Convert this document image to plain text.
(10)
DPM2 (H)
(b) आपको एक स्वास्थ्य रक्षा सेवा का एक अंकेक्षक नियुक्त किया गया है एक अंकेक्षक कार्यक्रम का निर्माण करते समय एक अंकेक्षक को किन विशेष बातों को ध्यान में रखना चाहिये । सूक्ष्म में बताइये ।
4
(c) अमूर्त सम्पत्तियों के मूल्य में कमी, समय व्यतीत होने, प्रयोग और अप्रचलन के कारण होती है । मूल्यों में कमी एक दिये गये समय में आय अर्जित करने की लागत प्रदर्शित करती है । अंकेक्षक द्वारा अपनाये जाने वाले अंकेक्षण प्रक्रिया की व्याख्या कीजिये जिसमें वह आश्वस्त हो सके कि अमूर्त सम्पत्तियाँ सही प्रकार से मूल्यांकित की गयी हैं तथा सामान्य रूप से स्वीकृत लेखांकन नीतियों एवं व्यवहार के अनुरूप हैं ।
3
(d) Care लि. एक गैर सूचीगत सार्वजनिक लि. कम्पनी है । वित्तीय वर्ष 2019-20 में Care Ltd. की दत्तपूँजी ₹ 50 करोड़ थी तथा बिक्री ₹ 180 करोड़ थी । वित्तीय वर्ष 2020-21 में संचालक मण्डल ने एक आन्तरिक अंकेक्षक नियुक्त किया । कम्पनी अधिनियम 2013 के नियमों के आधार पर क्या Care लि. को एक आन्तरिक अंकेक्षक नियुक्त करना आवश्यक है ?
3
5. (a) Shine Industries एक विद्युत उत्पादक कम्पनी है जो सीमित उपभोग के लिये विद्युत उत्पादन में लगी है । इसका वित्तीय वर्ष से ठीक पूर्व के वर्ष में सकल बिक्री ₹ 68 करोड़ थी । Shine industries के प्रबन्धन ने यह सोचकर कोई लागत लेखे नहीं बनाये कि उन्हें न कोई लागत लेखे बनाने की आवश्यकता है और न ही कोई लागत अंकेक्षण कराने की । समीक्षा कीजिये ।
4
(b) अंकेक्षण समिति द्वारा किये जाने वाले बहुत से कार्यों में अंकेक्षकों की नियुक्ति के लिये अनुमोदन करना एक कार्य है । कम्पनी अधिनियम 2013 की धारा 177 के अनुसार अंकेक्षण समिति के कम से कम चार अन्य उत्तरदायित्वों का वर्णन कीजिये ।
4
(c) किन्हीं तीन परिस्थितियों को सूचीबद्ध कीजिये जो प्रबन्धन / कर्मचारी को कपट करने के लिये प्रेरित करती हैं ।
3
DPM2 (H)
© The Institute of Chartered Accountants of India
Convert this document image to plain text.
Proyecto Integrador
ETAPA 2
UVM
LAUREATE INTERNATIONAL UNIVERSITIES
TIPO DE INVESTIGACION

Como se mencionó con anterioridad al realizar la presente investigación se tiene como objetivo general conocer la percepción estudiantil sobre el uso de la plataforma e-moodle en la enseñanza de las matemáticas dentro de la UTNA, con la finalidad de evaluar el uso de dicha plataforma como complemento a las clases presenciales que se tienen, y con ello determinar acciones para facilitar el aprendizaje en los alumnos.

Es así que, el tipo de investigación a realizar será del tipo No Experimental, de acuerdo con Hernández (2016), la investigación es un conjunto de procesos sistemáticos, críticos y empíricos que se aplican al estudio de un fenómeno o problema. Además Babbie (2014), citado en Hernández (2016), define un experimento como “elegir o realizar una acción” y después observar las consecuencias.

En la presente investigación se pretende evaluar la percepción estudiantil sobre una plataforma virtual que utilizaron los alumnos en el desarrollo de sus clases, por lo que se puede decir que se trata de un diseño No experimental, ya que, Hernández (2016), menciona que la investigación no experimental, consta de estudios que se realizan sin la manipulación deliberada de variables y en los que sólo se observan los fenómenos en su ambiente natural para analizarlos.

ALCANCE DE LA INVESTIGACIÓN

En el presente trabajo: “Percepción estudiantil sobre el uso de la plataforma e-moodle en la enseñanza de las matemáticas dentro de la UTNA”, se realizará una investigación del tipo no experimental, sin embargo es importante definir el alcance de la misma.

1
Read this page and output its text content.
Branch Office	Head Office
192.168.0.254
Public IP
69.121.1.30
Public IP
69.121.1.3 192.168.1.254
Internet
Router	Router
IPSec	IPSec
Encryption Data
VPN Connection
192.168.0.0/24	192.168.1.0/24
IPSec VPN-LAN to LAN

******************************

_TASK TO COMPLETE_
Can you give every line above again, exactly as written?

_WRITTEN SOLUTION_
Convert this document image to plain text.
(10)
DPM2 (H)
(b) आपको एक स्वास्थ्य रक्षा सेवा का एक अंकेक्षक नियुक्त किया गया है एक अंकेक्षक कार्यक्रम का निर्माण करते समय एक अंकेक्षक को किन विशेष बातों को ध्यान में रखना चाहिये । सूक्ष्म में बताइये ।
4
(c) अमूर्त सम्पत्तियों के मूल्य में कमी, समय व्यतीत होने, प्रयोग और अप्रचलन के कारण होती है । मूल्यों में कमी एक दिये गये समय में आय अर्जित करने की लागत प्रदर्शित करती है । अंकेक्षक द्वारा अपनाये जाने वाले अंकेक्षण प्रक्रिया की व्याख्या कीजिये जिसमें वह आश्वस्त हो सके कि अमूर्त सम्पत्तियाँ सही प्रकार से मूल्यांकित की गयी हैं तथा सामान्य रूप से स्वीकृत लेखांकन नीतियों एवं व्यवहार के अनुरूप हैं ।
3
(d) Care लि. एक गैर सूचीगत सार्वजनिक लि. कम्पनी है । वित्तीय वर्ष 2019-20 में Care Ltd. की दत्तपूँजी ₹ 50 करोड़ थी तथा बिक्री ₹ 180 करोड़ थी । वित्तीय वर्ष 2020-21 में संचालक मण्डल ने एक आन्तरिक अंकेक्षक नियुक्त किया । कम्पनी अधिनियम 2013 के नियमों के आधार पर क्या Care लि. को एक आन्तरिक अंकेक्षक नियुक्त करना आवश्यक है ?
3
5. (a) Shine Industries एक विद्युत उत्पादक कम्पनी है जो सीमित उपभोग के लिये विद्युत उत्पादन में लगी है । इसका वित्तीय वर्ष से ठीक पूर्व के वर्ष में सकल बिक्री ₹ 68 करोड़ थी । Shine industries के प्रबन्धन ने यह सोचकर कोई लागत लेखे नहीं बनाये कि उन्हें न कोई लागत लेखे बनाने की आवश्यकता है और न ही कोई लागत अंकेक्षण कराने की । समीक्षा कीजिये ।
4
(b) अंकेक्षण समिति द्वारा किये जाने वाले बहुत से कार्यों में अंकेक्षकों की नियुक्ति के लिये अनुमोदन करना एक कार्य है । कम्पनी अधिनियम 2013 की धारा 177 के अनुसार अंकेक्षण समिति के कम से कम चार अन्य उत्तरदायित्वों का वर्णन कीजिये ।
4
(c) किन्हीं तीन परिस्थितियों को सूचीबद्ध कीजिये जो प्रबन्धन / कर्मचारी को कपट करने के लिये प्रेरित करती हैं ।
3
DPM2 (H)
© The Institute of Chartered Accountants of India
Convert this document image to plain text.
Proyecto Integrador
ETAPA 2
UVM
LAUREATE INTERNATIONAL UNIVERSITIES
TIPO DE INVESTIGACION

Como se mencionó con anterioridad al realizar la presente investigación se tiene como objetivo general conocer la percepción estudiantil sobre el uso de la plataforma e-moodle en la enseñanza de las matemáticas dentro de la UTNA, con la finalidad de evaluar el uso de dicha plataforma como complemento a las clases presenciales que se tienen, y con ello determinar acciones para facilitar el aprendizaje en los alumnos.

Es así que, el tipo de investigación a realizar será del tipo No Experimental, de acuerdo con Hernández (2016), la investigación es un conjunto de procesos sistemáticos, críticos y empíricos que se aplican al estudio de un fenómeno o problema. Además Babbie (2014), citado en Hernández (2016), define un experimento como “elegir o realizar una acción” y después observar las consecuencias.

En la presente investigación se pretende evaluar la percepción estudiantil sobre una plataforma virtual que utilizaron los alumnos en el desarrollo de sus clases, por lo que se puede decir que se trata de un diseño No experimental, ya que, Hernández (2016), menciona que la investigación no experimental, consta de estudios que se realizan sin la manipulación deliberada de variables y en los que sólo se observan los fenómenos en su ambiente natural para analizarlos.

ALCANCE DE LA INVESTIGACIÓN

En el presente trabajo: “Percepción estudiantil sobre el uso de la plataforma e-moodle en la enseñanza de las matemáticas dentro de la UTNA”, se realizará una investigación del tipo no experimental, sin embargo es importante definir el alcance de la misma.

1
Read this page and output its text content.
Branch Office	Head Office
192.168.0.254
Public IP
69.121.1.30
Public IP
69.121.1.3 192.168.1.254
Internet
Router	Router
IPSec	IPSec
Encryption Data
VPN Connection
192.168.0.0/24	192.168.1.0/24
IPSec VPN-LAN to LAN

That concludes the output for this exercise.